__GIVEN INSTRUCTION__:
Show, in full, each line of the data that contains "Pondělí".

__MATERIAL SUPPLIED__:

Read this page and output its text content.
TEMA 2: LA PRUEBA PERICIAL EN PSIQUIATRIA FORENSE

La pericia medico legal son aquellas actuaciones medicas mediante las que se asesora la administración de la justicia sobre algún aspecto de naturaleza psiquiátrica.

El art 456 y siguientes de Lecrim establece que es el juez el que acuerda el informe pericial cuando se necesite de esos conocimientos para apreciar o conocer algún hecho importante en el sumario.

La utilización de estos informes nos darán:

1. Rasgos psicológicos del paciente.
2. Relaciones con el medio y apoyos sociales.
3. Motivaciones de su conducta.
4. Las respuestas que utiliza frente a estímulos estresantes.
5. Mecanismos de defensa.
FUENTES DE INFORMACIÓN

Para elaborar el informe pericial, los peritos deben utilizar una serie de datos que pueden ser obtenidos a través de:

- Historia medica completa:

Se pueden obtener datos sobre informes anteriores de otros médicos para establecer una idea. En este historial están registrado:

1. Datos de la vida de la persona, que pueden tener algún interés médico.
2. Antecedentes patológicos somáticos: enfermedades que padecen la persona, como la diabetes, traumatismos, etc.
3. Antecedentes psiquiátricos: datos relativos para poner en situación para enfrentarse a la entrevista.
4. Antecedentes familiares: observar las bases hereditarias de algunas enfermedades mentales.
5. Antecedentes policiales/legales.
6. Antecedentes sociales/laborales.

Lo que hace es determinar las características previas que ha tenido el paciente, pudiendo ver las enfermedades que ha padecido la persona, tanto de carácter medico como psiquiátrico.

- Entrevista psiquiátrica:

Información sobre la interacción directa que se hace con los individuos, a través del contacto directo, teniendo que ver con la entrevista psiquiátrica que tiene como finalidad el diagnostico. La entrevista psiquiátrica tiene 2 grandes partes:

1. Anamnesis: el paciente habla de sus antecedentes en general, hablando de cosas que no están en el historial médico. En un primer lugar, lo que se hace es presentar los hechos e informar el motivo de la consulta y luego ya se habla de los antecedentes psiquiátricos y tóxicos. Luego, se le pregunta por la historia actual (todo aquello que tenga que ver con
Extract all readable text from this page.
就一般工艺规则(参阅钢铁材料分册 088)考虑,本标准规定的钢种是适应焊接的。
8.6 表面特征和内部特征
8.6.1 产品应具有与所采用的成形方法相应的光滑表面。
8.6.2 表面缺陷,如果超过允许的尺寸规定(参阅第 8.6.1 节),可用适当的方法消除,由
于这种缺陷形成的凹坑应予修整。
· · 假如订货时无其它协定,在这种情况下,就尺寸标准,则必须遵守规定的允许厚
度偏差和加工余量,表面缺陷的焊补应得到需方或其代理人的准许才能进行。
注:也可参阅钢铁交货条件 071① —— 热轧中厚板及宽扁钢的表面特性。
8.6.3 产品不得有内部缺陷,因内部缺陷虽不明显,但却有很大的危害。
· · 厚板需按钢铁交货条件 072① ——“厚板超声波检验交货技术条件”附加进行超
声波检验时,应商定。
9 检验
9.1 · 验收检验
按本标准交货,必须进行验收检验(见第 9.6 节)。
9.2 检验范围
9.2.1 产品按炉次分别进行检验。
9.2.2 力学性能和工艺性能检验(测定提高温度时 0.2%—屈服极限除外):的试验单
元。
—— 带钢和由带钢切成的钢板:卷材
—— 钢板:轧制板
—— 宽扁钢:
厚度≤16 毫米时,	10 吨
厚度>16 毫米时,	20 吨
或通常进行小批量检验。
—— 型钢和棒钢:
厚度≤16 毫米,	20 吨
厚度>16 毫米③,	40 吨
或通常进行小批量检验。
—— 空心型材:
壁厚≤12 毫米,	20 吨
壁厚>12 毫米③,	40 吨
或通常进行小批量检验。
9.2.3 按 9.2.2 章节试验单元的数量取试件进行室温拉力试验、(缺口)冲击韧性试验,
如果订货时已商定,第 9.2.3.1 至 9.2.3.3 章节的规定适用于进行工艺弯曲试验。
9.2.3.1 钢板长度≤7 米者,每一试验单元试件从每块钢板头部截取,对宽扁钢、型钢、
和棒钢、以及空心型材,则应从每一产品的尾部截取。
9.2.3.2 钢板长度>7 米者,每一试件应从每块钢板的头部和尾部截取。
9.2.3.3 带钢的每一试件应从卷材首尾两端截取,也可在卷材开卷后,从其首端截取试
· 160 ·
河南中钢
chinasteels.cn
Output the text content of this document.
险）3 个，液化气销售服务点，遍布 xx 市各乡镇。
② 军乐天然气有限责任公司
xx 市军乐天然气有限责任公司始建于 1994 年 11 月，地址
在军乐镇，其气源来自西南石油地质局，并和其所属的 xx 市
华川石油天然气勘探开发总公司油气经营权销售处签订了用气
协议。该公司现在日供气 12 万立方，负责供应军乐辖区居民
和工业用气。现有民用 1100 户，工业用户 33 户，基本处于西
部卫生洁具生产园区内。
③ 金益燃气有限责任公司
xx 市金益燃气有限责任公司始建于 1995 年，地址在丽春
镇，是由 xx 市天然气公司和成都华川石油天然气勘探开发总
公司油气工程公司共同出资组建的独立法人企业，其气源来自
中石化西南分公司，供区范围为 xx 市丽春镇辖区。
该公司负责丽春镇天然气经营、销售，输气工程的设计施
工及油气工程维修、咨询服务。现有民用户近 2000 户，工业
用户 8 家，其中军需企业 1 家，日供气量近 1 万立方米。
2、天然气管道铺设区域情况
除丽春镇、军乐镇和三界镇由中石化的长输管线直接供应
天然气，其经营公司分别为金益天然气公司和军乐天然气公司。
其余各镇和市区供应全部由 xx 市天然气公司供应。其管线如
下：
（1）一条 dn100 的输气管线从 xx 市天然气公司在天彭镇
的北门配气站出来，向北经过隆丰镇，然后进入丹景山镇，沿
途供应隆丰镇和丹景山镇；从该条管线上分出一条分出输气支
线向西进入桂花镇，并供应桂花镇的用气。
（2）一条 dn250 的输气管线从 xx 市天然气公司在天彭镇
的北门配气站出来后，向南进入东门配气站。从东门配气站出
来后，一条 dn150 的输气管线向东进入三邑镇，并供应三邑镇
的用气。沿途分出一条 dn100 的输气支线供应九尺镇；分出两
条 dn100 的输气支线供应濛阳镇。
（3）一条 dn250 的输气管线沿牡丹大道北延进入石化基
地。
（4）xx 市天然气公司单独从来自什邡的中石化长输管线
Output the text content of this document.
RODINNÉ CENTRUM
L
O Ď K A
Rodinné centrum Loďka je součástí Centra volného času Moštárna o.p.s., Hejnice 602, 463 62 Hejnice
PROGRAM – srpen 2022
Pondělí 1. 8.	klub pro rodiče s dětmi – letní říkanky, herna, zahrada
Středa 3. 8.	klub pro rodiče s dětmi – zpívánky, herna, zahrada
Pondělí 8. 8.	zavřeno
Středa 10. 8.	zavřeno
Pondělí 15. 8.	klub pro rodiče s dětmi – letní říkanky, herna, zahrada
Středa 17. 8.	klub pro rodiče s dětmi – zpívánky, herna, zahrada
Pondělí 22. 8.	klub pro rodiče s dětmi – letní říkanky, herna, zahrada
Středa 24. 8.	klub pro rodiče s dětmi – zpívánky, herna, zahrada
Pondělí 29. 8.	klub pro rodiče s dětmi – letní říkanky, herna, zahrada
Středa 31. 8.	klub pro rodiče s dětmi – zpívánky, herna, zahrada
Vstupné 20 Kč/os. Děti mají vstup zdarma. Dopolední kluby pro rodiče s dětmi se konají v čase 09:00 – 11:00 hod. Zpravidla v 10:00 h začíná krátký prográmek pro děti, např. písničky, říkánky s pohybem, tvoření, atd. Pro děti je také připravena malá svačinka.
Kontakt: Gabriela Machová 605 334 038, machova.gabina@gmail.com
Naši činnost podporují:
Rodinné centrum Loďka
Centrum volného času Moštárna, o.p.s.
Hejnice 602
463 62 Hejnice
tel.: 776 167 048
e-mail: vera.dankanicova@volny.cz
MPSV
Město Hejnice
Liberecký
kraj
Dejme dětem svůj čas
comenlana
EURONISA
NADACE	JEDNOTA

__EXERCISE RESULT__:
Pondělí 1. 8.	klub pro rodiče s dětmi – letní říkanky, herna, zahrada
Pondělí 8. 8.	zavřeno
Pondělí 15. 8.	klub pro rodiče s dětmi – letní říkanky, herna, zahrada
Pondělí 22. 8.	klub pro rodiče s dětmi – letní říkanky, herna, zahrada
Pondělí 29. 8.	klub pro rodiče s dětmi – letní říkanky, herna, zahrada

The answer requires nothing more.